> _Exercise details_:
Without further comment, state how many lines in the listing below contain the word "false".

Figure collection entries
————

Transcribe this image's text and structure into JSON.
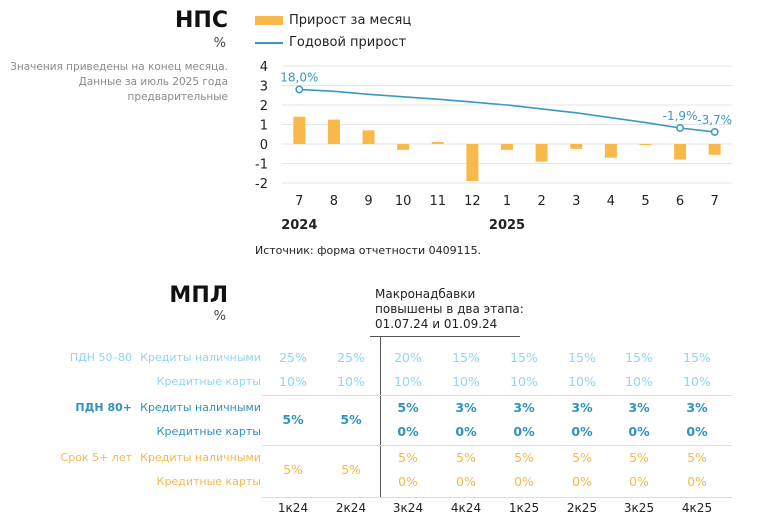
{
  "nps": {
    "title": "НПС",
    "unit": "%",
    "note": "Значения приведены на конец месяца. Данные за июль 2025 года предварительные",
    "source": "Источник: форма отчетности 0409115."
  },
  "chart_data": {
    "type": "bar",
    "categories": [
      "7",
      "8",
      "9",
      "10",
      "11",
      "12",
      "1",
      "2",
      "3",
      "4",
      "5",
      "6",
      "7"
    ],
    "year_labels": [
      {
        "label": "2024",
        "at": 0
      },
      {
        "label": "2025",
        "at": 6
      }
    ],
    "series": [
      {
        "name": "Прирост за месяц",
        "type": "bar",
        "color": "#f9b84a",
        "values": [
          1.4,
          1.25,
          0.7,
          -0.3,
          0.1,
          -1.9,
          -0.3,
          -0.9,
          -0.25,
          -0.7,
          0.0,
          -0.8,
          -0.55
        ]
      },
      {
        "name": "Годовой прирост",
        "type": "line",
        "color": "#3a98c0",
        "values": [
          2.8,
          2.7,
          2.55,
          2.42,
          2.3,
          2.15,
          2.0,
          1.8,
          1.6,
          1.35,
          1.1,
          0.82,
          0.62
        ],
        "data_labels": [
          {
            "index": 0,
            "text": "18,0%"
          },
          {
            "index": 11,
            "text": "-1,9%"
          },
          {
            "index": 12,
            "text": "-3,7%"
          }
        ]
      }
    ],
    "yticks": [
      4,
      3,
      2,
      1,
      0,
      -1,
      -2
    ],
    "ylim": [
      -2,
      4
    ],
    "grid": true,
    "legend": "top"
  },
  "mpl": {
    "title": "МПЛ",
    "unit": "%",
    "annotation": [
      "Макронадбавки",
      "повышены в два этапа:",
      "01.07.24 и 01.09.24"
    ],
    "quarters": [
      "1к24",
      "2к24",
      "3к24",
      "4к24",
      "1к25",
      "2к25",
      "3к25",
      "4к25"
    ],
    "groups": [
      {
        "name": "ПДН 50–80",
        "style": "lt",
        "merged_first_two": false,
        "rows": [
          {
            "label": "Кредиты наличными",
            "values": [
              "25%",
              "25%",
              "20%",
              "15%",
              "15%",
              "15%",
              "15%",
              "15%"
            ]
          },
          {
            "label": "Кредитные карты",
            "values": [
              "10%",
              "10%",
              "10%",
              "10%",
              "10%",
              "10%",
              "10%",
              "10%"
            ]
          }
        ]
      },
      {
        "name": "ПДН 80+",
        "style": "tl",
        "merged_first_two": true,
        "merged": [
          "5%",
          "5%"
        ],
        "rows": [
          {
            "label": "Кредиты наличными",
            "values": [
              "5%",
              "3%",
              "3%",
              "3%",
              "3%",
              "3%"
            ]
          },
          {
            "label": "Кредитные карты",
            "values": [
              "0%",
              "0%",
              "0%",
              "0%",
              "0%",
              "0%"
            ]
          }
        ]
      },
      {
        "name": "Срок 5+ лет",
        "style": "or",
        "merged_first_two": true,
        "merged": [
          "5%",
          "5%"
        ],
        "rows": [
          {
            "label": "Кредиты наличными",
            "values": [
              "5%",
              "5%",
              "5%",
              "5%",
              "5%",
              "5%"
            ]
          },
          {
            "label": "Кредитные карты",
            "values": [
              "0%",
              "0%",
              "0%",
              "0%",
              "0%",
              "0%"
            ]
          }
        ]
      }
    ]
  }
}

————

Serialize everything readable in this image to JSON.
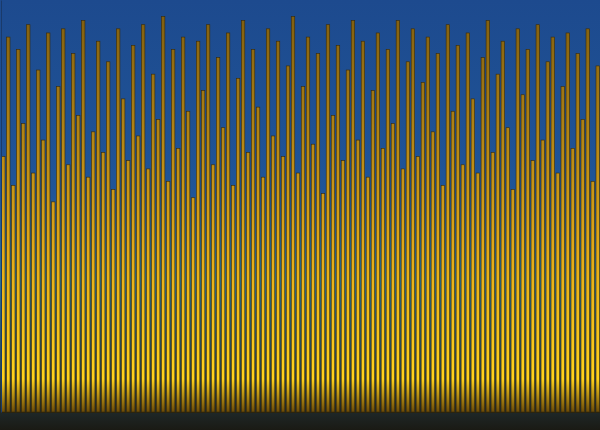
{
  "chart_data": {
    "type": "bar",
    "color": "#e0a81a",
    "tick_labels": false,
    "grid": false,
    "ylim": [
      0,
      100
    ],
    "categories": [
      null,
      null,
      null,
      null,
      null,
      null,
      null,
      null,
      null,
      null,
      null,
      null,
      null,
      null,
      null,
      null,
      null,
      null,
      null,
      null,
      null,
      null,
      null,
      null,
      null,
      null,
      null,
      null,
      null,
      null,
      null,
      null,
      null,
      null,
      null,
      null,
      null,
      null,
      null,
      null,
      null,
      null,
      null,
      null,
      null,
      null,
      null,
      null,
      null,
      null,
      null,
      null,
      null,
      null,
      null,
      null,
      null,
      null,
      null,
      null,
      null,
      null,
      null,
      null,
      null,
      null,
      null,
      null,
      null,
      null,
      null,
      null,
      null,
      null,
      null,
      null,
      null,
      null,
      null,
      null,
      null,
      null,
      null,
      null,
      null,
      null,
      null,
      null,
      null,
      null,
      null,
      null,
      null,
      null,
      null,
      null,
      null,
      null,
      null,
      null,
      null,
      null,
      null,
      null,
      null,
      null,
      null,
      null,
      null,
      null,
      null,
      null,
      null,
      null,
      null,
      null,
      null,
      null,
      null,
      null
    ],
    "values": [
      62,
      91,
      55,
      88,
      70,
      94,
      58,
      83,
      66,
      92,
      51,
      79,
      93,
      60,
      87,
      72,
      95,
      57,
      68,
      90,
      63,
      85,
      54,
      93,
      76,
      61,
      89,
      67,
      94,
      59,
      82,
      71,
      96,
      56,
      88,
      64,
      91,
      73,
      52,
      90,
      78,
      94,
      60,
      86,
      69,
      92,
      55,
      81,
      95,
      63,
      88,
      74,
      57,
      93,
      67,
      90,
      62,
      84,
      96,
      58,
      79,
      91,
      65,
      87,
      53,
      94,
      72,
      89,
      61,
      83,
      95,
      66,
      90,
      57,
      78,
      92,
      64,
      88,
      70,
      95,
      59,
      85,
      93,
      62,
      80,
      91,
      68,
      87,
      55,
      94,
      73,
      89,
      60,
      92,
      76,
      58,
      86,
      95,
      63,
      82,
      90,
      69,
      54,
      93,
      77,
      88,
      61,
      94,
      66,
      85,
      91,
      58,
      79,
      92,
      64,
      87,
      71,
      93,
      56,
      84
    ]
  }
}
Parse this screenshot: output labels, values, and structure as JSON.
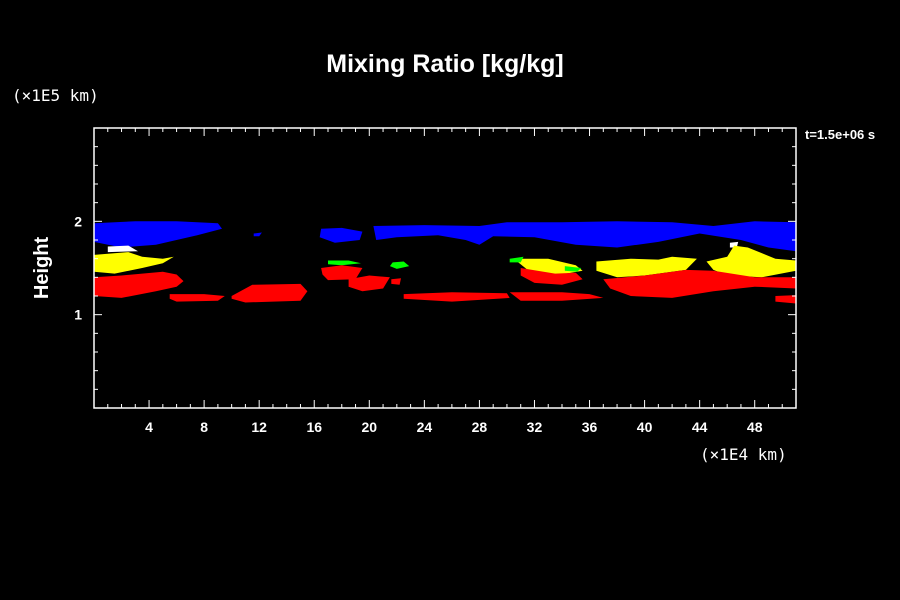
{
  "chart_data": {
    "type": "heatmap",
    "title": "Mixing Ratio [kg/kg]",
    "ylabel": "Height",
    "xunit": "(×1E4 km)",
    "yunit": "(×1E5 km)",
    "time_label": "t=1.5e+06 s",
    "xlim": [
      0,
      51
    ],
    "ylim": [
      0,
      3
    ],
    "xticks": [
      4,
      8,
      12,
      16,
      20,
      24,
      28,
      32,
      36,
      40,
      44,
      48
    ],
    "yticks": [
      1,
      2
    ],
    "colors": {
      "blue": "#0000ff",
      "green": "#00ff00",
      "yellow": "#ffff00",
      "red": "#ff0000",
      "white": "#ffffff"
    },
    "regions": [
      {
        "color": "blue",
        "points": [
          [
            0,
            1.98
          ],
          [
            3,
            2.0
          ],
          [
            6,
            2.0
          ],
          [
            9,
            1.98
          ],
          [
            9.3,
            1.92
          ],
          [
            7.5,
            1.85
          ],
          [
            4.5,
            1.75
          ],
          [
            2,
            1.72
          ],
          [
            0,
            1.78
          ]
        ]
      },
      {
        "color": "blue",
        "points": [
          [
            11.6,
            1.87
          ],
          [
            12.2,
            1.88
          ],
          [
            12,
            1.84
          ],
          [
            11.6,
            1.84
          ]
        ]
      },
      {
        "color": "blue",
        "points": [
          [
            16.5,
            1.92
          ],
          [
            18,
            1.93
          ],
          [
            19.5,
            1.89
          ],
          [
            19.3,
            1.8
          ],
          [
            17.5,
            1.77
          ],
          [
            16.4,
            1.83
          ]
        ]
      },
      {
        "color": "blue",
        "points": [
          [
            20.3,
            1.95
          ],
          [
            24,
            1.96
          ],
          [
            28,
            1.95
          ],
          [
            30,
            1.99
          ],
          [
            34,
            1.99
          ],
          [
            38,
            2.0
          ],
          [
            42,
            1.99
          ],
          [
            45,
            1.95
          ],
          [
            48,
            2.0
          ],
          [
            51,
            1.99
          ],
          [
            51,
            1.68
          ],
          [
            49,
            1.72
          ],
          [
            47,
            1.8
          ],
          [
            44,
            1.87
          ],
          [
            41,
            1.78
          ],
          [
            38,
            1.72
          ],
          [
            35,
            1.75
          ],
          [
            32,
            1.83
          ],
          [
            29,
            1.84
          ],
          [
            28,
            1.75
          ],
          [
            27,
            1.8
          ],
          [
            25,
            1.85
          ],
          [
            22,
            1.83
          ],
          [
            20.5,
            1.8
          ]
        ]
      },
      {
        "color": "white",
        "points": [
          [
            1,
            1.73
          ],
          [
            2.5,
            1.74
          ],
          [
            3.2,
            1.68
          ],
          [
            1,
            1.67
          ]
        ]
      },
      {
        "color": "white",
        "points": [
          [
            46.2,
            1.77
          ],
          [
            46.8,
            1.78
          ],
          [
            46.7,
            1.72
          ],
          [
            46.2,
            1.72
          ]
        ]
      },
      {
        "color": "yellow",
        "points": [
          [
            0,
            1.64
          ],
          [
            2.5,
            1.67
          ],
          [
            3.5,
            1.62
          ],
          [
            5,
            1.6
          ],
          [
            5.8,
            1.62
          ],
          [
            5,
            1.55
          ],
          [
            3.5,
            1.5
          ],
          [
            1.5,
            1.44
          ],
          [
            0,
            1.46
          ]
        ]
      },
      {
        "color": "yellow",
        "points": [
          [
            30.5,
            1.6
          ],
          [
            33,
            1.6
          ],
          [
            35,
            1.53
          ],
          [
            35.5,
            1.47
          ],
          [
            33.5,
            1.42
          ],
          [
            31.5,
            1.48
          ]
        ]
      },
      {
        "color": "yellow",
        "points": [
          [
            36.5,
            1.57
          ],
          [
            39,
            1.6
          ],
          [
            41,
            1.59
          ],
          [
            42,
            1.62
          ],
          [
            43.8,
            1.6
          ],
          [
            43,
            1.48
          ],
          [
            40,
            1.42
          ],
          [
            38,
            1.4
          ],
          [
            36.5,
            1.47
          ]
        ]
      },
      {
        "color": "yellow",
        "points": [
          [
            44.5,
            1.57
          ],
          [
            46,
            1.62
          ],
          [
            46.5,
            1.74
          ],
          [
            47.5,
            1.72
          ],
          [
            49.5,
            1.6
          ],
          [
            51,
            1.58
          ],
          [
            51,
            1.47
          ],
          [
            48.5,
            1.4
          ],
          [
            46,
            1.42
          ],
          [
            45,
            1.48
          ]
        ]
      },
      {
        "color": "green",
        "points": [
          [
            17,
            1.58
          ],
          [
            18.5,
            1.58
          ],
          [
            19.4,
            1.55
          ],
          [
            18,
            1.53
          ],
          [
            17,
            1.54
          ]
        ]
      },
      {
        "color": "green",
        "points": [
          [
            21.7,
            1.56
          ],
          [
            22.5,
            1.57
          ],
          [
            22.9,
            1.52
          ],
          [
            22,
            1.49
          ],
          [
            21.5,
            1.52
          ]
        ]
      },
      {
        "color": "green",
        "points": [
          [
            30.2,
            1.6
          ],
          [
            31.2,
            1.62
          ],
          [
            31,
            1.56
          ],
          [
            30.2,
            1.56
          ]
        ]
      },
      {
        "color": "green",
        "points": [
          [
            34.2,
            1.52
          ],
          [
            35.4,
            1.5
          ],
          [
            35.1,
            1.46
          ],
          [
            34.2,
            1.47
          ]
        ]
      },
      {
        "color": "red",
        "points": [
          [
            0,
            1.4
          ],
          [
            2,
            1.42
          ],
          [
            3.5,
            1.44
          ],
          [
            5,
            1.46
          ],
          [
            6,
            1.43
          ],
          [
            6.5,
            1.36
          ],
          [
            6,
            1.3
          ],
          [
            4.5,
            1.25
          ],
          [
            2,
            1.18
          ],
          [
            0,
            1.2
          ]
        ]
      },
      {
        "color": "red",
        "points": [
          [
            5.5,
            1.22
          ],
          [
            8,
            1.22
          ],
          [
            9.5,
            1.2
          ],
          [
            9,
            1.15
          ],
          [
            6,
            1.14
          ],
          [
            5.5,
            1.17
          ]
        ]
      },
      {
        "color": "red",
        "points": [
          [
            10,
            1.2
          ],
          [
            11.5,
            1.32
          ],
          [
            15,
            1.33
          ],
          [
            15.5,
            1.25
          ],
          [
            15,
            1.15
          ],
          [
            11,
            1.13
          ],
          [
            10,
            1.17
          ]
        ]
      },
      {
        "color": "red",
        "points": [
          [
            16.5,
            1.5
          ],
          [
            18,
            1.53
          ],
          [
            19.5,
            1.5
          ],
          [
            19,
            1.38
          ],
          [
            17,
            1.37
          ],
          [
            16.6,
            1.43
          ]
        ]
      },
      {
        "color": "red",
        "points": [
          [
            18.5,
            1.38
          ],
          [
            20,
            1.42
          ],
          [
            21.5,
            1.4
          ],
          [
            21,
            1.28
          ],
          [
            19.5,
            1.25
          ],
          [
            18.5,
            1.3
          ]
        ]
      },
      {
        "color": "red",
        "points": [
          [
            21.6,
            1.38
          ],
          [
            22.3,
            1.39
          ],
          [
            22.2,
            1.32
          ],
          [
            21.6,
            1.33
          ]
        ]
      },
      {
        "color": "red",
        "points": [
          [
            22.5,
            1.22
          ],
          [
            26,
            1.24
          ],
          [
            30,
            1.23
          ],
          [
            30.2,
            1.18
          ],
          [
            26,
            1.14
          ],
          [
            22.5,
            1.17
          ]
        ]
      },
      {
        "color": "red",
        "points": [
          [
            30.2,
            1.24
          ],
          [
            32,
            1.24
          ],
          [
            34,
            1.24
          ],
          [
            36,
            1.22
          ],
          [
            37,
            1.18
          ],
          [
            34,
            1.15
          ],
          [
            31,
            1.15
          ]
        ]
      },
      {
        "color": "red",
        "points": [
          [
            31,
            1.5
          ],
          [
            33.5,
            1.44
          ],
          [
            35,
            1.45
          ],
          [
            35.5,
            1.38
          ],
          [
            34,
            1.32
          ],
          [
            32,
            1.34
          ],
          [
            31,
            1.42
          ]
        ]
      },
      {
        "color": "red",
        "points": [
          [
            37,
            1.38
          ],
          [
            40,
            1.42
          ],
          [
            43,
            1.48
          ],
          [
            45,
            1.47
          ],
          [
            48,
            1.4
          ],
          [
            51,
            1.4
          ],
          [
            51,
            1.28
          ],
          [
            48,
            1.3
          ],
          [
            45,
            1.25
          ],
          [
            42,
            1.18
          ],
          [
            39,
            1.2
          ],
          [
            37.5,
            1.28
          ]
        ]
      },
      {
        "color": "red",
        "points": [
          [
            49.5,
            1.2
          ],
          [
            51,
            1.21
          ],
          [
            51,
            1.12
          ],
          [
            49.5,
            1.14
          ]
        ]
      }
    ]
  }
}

————

> _Answer to this exercise_:
3